WRITTEN EXERCISE — Quote the whole listing verbatim.

(Dataset items)
..............................

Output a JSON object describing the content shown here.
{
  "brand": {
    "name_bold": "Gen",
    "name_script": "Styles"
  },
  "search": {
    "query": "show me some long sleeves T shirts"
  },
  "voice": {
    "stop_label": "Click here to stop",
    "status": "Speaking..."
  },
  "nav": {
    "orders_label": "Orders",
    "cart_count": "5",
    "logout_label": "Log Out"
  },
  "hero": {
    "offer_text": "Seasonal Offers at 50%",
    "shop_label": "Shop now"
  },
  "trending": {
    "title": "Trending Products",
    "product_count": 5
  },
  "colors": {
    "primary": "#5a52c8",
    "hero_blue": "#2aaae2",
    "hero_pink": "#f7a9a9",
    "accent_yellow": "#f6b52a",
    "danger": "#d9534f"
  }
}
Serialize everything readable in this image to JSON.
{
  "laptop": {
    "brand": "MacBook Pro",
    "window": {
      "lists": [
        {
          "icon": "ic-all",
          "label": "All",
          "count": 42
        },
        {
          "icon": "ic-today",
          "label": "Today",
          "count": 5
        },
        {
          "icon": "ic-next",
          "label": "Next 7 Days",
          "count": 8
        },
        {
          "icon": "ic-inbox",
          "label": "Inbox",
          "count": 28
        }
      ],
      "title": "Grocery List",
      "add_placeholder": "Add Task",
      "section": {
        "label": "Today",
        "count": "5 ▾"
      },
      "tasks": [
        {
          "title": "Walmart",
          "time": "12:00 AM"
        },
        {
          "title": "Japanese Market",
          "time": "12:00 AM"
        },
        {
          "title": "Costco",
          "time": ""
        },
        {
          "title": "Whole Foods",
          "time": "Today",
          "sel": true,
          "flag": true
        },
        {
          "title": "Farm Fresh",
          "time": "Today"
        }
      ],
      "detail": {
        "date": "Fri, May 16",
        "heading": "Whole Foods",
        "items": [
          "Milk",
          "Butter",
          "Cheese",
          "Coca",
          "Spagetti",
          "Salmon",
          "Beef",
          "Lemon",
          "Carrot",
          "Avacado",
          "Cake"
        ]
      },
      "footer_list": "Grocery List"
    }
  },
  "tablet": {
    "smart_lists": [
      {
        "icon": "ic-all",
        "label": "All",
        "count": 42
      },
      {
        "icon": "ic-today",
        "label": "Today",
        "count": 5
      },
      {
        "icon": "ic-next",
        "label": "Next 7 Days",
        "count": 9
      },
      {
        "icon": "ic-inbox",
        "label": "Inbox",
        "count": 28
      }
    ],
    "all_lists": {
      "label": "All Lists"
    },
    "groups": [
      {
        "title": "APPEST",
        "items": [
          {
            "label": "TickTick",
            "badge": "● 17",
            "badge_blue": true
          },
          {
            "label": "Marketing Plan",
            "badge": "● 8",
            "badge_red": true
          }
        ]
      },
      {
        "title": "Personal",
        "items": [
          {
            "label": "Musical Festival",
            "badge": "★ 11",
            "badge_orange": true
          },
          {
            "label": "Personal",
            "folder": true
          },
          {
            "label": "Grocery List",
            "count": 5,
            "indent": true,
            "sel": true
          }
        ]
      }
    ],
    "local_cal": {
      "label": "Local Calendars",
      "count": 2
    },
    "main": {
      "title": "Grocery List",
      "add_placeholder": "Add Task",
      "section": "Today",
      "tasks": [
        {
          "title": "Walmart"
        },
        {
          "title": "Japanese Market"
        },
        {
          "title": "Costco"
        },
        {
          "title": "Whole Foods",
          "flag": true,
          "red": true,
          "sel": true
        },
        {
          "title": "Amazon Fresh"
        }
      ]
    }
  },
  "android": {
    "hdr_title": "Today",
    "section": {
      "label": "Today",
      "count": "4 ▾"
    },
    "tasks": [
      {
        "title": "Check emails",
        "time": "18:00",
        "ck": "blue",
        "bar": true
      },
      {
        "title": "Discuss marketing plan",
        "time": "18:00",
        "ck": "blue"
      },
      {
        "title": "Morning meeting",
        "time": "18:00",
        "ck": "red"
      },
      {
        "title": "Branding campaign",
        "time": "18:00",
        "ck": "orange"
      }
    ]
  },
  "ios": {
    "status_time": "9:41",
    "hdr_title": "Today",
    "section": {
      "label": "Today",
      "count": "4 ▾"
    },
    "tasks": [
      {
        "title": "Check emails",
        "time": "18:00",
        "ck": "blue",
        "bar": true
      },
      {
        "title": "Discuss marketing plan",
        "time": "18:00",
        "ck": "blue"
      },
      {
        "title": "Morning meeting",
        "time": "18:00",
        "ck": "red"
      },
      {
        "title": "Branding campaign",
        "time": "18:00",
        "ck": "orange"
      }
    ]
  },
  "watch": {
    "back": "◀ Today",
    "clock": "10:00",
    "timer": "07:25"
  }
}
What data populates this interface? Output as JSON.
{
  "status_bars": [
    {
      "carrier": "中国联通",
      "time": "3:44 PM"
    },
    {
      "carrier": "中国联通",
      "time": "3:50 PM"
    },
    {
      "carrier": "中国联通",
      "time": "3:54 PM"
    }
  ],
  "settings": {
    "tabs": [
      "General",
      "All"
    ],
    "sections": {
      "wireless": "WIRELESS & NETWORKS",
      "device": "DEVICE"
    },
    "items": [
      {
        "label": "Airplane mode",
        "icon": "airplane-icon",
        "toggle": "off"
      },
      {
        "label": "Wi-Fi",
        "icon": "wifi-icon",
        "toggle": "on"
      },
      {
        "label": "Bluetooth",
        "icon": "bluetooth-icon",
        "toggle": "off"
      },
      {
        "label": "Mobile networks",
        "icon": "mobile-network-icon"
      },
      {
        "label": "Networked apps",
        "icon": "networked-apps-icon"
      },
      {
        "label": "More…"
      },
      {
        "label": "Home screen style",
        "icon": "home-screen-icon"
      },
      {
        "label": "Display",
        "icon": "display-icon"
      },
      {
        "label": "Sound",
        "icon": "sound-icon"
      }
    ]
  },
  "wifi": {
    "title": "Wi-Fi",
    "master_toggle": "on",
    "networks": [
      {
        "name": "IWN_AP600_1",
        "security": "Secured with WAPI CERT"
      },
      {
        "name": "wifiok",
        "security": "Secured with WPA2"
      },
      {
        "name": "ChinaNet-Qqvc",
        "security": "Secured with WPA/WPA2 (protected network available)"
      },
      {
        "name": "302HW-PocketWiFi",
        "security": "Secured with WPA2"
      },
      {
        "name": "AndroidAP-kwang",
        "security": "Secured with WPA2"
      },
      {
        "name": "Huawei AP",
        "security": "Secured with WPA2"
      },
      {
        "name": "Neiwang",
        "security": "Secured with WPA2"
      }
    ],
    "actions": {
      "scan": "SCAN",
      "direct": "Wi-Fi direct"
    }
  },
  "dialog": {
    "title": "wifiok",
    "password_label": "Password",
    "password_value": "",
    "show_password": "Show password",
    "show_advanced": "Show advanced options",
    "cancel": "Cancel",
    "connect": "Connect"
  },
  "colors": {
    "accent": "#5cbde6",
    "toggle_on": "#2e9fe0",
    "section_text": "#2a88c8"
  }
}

..............................

CORRECT OUTPUT —
Output a JSON object describing the content shown here.
{
  "brand": {
    "name_bold": "Gen",
    "name_script": "Styles"
  },
  "search": {
    "query": "show me some long sleeves T shirts"
  },
  "voice": {
    "stop_label": "Click here to stop",
    "status": "Speaking..."
  },
  "nav": {
    "orders_label": "Orders",
    "cart_count": "5",
    "logout_label": "Log Out"
  },
  "hero": {
    "offer_text": "Seasonal Offers at 50%",
    "shop_label": "Shop now"
  },
  "trending": {
    "title": "Trending Products",
    "product_count": 5
  },
  "colors": {
    "primary": "#5a52c8",
    "hero_blue": "#2aaae2",
    "hero_pink": "#f7a9a9",
    "accent_yellow": "#f6b52a",
    "danger": "#d9534f"
  }
}
Serialize everything readable in this image to JSON.
{
  "laptop": {
    "brand": "MacBook Pro",
    "window": {
      "lists": [
        {
          "icon": "ic-all",
          "label": "All",
          "count": 42
        },
        {
          "icon": "ic-today",
          "label": "Today",
          "count": 5
        },
        {
          "icon": "ic-next",
          "label": "Next 7 Days",
          "count": 8
        },
        {
          "icon": "ic-inbox",
          "label": "Inbox",
          "count": 28
        }
      ],
      "title": "Grocery List",
      "add_placeholder": "Add Task",
      "section": {
        "label": "Today",
        "count": "5 ▾"
      },
      "tasks": [
        {
          "title": "Walmart",
          "time": "12:00 AM"
        },
        {
          "title": "Japanese Market",
          "time": "12:00 AM"
        },
        {
          "title": "Costco",
          "time": ""
        },
        {
          "title": "Whole Foods",
          "time": "Today",
          "sel": true,
          "flag": true
        },
        {
          "title": "Farm Fresh",
          "time": "Today"
        }
      ],
      "detail": {
        "date": "Fri, May 16",
        "heading": "Whole Foods",
        "items": [
          "Milk",
          "Butter",
          "Cheese",
          "Coca",
          "Spagetti",
          "Salmon",
          "Beef",
          "Lemon",
          "Carrot",
          "Avacado",
          "Cake"
        ]
      },
      "footer_list": "Grocery List"
    }
  },
  "tablet": {
    "smart_lists": [
      {
        "icon": "ic-all",
        "label": "All",
        "count": 42
      },
      {
        "icon": "ic-today",
        "label": "Today",
        "count": 5
      },
      {
        "icon": "ic-next",
        "label": "Next 7 Days",
        "count": 9
      },
      {
        "icon": "ic-inbox",
        "label": "Inbox",
        "count": 28
      }
    ],
    "all_lists": {
      "label": "All Lists"
    },
    "groups": [
      {
        "title": "APPEST",
        "items": [
          {
            "label": "TickTick",
            "badge": "● 17",
            "badge_blue": true
          },
          {
            "label": "Marketing Plan",
            "badge": "● 8",
            "badge_red": true
          }
        ]
      },
      {
        "title": "Personal",
        "items": [
          {
            "label": "Musical Festival",
            "badge": "★ 11",
            "badge_orange": true
          },
          {
            "label": "Personal",
            "folder": true
          },
          {
            "label": "Grocery List",
            "count": 5,
            "indent": true,
            "sel": true
          }
        ]
      }
    ],
    "local_cal": {
      "label": "Local Calendars",
      "count": 2
    },
    "main": {
      "title": "Grocery List",
      "add_placeholder": "Add Task",
      "section": "Today",
      "tasks": [
        {
          "title": "Walmart"
        },
        {
          "title": "Japanese Market"
        },
        {
          "title": "Costco"
        },
        {
          "title": "Whole Foods",
          "flag": true,
          "red": true,
          "sel": true
        },
        {
          "title": "Amazon Fresh"
        }
      ]
    }
  },
  "android": {
    "hdr_title": "Today",
    "section": {
      "label": "Today",
      "count": "4 ▾"
    },
    "tasks": [
      {
        "title": "Check emails",
        "time": "18:00",
        "ck": "blue",
        "bar": true
      },
      {
        "title": "Discuss marketing plan",
        "time": "18:00",
        "ck": "blue"
      },
      {
        "title": "Morning meeting",
        "time": "18:00",
        "ck": "red"
      },
      {
        "title": "Branding campaign",
        "time": "18:00",
        "ck": "orange"
      }
    ]
  },
  "ios": {
    "status_time": "9:41",
    "hdr_title": "Today",
    "section": {
      "label": "Today",
      "count": "4 ▾"
    },
    "tasks": [
      {
        "title": "Check emails",
        "time": "18:00",
        "ck": "blue",
        "bar": true
      },
      {
        "title": "Discuss marketing plan",
        "time": "18:00",
        "ck": "blue"
      },
      {
        "title": "Morning meeting",
        "time": "18:00",
        "ck": "red"
      },
      {
        "title": "Branding campaign",
        "time": "18:00",
        "ck": "orange"
      }
    ]
  },
  "watch": {
    "back": "◀ Today",
    "clock": "10:00",
    "timer": "07:25"
  }
}
What data populates this interface? Output as JSON.
{
  "status_bars": [
    {
      "carrier": "中国联通",
      "time": "3:44 PM"
    },
    {
      "carrier": "中国联通",
      "time": "3:50 PM"
    },
    {
      "carrier": "中国联通",
      "time": "3:54 PM"
    }
  ],
  "settings": {
    "tabs": [
      "General",
      "All"
    ],
    "sections": {
      "wireless": "WIRELESS & NETWORKS",
      "device": "DEVICE"
    },
    "items": [
      {
        "label": "Airplane mode",
        "icon": "airplane-icon",
        "toggle": "off"
      },
      {
        "label": "Wi-Fi",
        "icon": "wifi-icon",
        "toggle": "on"
      },
      {
        "label": "Bluetooth",
        "icon": "bluetooth-icon",
        "toggle": "off"
      },
      {
        "label": "Mobile networks",
        "icon": "mobile-network-icon"
      },
      {
        "label": "Networked apps",
        "icon": "networked-apps-icon"
      },
      {
        "label": "More…"
      },
      {
        "label": "Home screen style",
        "icon": "home-screen-icon"
      },
      {
        "label": "Display",
        "icon": "display-icon"
      },
      {
        "label": "Sound",
        "icon": "sound-icon"
      }
    ]
  },
  "wifi": {
    "title": "Wi-Fi",
    "master_toggle": "on",
    "networks": [
      {
        "name": "IWN_AP600_1",
        "security": "Secured with WAPI CERT"
      },
      {
        "name": "wifiok",
        "security": "Secured with WPA2"
      },
      {
        "name": "ChinaNet-Qqvc",
        "security": "Secured with WPA/WPA2 (protected network available)"
      },
      {
        "name": "302HW-PocketWiFi",
        "security": "Secured with WPA2"
      },
      {
        "name": "AndroidAP-kwang",
        "security": "Secured with WPA2"
      },
      {
        "name": "Huawei AP",
        "security": "Secured with WPA2"
      },
      {
        "name": "Neiwang",
        "security": "Secured with WPA2"
      }
    ],
    "actions": {
      "scan": "SCAN",
      "direct": "Wi-Fi direct"
    }
  },
  "dialog": {
    "title": "wifiok",
    "password_label": "Password",
    "password_value": "",
    "show_password": "Show password",
    "show_advanced": "Show advanced options",
    "cancel": "Cancel",
    "connect": "Connect"
  },
  "colors": {
    "accent": "#5cbde6",
    "toggle_on": "#2e9fe0",
    "section_text": "#2a88c8"
  }
}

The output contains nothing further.